::: RECORDS TO PROCESS
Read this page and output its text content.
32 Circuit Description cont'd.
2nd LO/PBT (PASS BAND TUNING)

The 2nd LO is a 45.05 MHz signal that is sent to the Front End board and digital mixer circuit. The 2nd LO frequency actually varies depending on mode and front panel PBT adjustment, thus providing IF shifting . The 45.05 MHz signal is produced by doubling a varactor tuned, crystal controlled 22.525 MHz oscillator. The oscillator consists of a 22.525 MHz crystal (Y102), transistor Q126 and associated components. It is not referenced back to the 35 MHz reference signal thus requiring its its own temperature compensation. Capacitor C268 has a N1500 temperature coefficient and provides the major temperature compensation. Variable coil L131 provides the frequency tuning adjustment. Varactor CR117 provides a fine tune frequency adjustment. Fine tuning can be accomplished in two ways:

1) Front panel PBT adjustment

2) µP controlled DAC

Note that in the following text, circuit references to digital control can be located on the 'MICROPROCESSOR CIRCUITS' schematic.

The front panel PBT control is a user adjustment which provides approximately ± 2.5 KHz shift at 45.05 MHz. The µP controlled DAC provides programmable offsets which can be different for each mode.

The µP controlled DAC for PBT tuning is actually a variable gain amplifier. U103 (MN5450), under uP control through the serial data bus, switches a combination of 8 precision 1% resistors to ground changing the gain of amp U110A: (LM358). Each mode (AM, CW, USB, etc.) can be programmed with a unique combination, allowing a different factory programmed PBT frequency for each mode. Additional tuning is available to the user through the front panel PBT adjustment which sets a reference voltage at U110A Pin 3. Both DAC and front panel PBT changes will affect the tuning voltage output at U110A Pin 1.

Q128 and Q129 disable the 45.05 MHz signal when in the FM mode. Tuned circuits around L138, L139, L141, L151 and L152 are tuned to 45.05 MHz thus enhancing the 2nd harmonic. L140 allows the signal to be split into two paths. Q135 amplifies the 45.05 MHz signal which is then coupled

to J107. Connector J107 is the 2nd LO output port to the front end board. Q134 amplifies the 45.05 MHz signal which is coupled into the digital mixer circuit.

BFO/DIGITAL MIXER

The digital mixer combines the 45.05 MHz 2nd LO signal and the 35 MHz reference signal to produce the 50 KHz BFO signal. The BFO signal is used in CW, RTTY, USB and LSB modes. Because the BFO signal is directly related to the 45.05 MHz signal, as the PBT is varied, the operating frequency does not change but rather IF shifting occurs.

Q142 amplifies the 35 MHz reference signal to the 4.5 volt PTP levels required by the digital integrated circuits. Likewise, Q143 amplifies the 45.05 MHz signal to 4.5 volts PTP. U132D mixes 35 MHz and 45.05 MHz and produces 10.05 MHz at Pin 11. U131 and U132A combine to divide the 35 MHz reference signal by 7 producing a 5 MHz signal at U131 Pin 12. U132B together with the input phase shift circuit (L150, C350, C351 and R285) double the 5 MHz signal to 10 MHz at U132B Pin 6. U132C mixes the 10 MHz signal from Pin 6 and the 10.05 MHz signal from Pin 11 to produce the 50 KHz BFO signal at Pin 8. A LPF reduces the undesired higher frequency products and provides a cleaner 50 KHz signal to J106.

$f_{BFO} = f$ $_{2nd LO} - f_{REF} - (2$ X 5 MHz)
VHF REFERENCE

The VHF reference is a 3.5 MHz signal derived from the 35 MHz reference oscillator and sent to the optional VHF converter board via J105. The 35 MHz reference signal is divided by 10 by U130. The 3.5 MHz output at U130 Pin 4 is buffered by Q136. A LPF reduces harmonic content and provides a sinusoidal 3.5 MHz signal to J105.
::::::
TASK REQUIREMENTS — Extract all lines from the material above that include the word "reduces".

WORKED ANSWER —
Q142 amplifies the 35 MHz reference signal to the 4.5 volt PTP levels required by the digital integrated circuits. Likewise, Q143 amplifies the 45.05 MHz signal to 4.5 volts PTP. U132D mixes 35 MHz and 45.05 MHz and produces 10.05 MHz at Pin 11. U131 and U132A combine to divide the 35 MHz reference signal by 7 producing a 5 MHz signal at U131 Pin 12. U132B together with the input phase shift circuit (L150, C350, C351 and R285) double the 5 MHz signal to 10 MHz at U132B Pin 6. U132C mixes the 10 MHz signal from Pin 6 and the 10.05 MHz signal from Pin 11 to produce the 50 KHz BFO signal at Pin 8. A LPF reduces the undesired higher frequency products and provides a cleaner 50 KHz signal to J106.
The VHF reference is a 3.5 MHz signal derived from the 35 MHz reference oscillator and sent to the optional VHF converter board via J105. The 35 MHz reference signal is divided by 10 by U130. The 3.5 MHz output at U130 Pin 4 is buffered by Q136. A LPF reduces harmonic content and provides a sinusoidal 3.5 MHz signal to J105.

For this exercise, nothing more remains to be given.